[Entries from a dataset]
·····
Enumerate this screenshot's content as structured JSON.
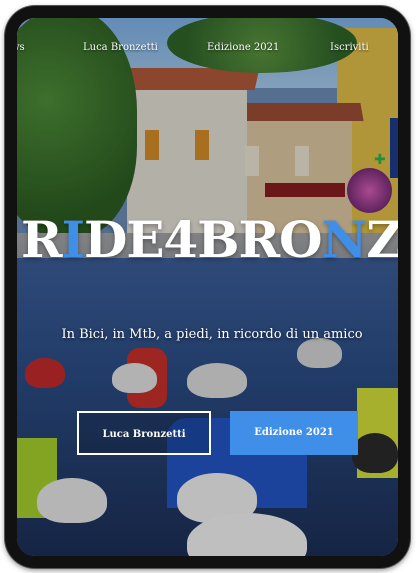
{
  "nav": {
    "items": [
      {
        "label": "ws"
      },
      {
        "label": "Luca Bronzetti"
      },
      {
        "label": "Edizione 2021"
      },
      {
        "label": "Iscriviti"
      }
    ]
  },
  "hero": {
    "title_parts": [
      "R",
      "I",
      "DE4BRO",
      "N",
      "Z"
    ],
    "subtitle": "In Bici, in Mtb, a piedi, in ricordo di un amico",
    "button_primary": "Luca Bronzetti",
    "button_secondary": "Edizione 2021"
  },
  "colors": {
    "accent": "#3f8fe8",
    "text": "#ffffff"
  }
}
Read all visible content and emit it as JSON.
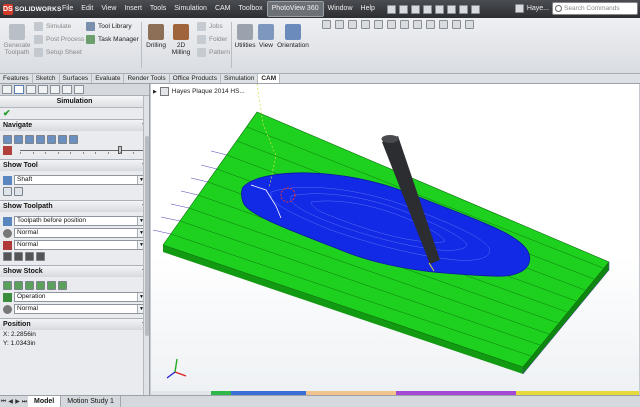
{
  "app": {
    "logo_letters": "DS",
    "brand": "SOLIDWORKS",
    "document_name": "Haye...",
    "search_placeholder": "Search Commands"
  },
  "menus": [
    {
      "label": "File",
      "active": false
    },
    {
      "label": "Edit",
      "active": false
    },
    {
      "label": "View",
      "active": false
    },
    {
      "label": "Insert",
      "active": false
    },
    {
      "label": "Tools",
      "active": false
    },
    {
      "label": "Simulation",
      "active": false
    },
    {
      "label": "CAM",
      "active": false
    },
    {
      "label": "Toolbox",
      "active": false
    },
    {
      "label": "PhotoView 360",
      "active": true
    },
    {
      "label": "Window",
      "active": false
    },
    {
      "label": "Help",
      "active": false
    }
  ],
  "quick_access_icons": [
    "new-icon",
    "open-icon",
    "save-icon",
    "print-icon",
    "undo-icon",
    "select-icon",
    "rebuild-icon",
    "options-icon",
    "help-icon",
    "close-icon"
  ],
  "command_manager": {
    "generate_toolpath": "Generate Toolpath",
    "simulate": "Simulate",
    "post_process": "Post Process",
    "setup_sheet": "Setup Sheet",
    "tool_library": "Tool Library",
    "task_manager": "Task Manager",
    "drilling": "Drilling",
    "milling_2d": "2D Milling",
    "jobs": "Jobs",
    "folder": "Folder",
    "pattern": "Pattern",
    "utilities": "Utilities",
    "view": "View",
    "orientation": "Orientation"
  },
  "tabs": [
    {
      "label": "Features",
      "active": false
    },
    {
      "label": "Sketch",
      "active": false
    },
    {
      "label": "Surfaces",
      "active": false
    },
    {
      "label": "Evaluate",
      "active": false
    },
    {
      "label": "Render Tools",
      "active": false
    },
    {
      "label": "Office Products",
      "active": false
    },
    {
      "label": "Simulation",
      "active": false
    },
    {
      "label": "CAM",
      "active": true
    }
  ],
  "panel": {
    "title": "Simulation",
    "groups": {
      "navigate": {
        "title": "Navigate",
        "slider_value": 0.8
      },
      "show_tool": {
        "title": "Show Tool",
        "tool_value": "Shaft"
      },
      "show_toolpath": {
        "title": "Show Toolpath",
        "toolpath_value": "Toolpath before position",
        "mode1": "Normal",
        "mode2": "Normal"
      },
      "show_stock": {
        "title": "Show Stock",
        "stock_value": "Operation",
        "stock_mode": "Normal"
      },
      "position": {
        "title": "Position",
        "x_value": "X: 2.2856in",
        "y_value": "Y: 1.0343in"
      }
    }
  },
  "viewport": {
    "tree_item": "Hayes Plaque 2014 HS...",
    "colors": {
      "stock_green": "#1fd11f",
      "stock_side": "#139a13",
      "cut_blue": "#1229e6",
      "tool_dark": "#2c2d30"
    }
  },
  "bottom_tabs": [
    {
      "label": "Model",
      "active": true
    },
    {
      "label": "Motion Study 1",
      "active": false
    }
  ]
}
·····
| Exercise goal |
Copy every line of the material in which the word "Normal" occurs.

| Exercise answer |
        "mode1": "Normal",
        "mode2": "Normal"
        "stock_mode": "Normal"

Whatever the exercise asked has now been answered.